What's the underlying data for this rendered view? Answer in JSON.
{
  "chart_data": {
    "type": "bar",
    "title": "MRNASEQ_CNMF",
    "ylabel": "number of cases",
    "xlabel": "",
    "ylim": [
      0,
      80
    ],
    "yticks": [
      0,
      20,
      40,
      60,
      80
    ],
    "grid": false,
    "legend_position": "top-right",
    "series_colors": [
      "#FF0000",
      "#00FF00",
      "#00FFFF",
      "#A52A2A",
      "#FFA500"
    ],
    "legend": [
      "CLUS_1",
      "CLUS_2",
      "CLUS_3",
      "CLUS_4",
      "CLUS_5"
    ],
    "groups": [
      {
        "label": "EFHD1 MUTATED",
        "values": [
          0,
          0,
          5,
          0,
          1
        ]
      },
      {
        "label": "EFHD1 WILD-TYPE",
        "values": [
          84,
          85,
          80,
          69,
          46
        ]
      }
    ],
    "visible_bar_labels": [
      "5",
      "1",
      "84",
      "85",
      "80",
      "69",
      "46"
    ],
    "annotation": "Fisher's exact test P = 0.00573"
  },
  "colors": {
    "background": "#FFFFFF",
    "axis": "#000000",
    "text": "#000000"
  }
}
=====
* _EXERCISE DETAILS_
Repeat all of the material, exactly as it reads.

* _OUTPUT OF THE TASK_
What's the underlying data for this rendered view? Answer in JSON.
{
  "chart_data": {
    "type": "bar",
    "title": "MRNASEQ_CNMF",
    "ylabel": "number of cases",
    "xlabel": "",
    "ylim": [
      0,
      80
    ],
    "yticks": [
      0,
      20,
      40,
      60,
      80
    ],
    "grid": false,
    "legend_position": "top-right",
    "series_colors": [
      "#FF0000",
      "#00FF00",
      "#00FFFF",
      "#A52A2A",
      "#FFA500"
    ],
    "legend": [
      "CLUS_1",
      "CLUS_2",
      "CLUS_3",
      "CLUS_4",
      "CLUS_5"
    ],
    "groups": [
      {
        "label": "EFHD1 MUTATED",
        "values": [
          0,
          0,
          5,
          0,
          1
        ]
      },
      {
        "label": "EFHD1 WILD-TYPE",
        "values": [
          84,
          85,
          80,
          69,
          46
        ]
      }
    ],
    "visible_bar_labels": [
      "5",
      "1",
      "84",
      "85",
      "80",
      "69",
      "46"
    ],
    "annotation": "Fisher's exact test P = 0.00573"
  },
  "colors": {
    "background": "#FFFFFF",
    "axis": "#000000",
    "text": "#000000"
  }
}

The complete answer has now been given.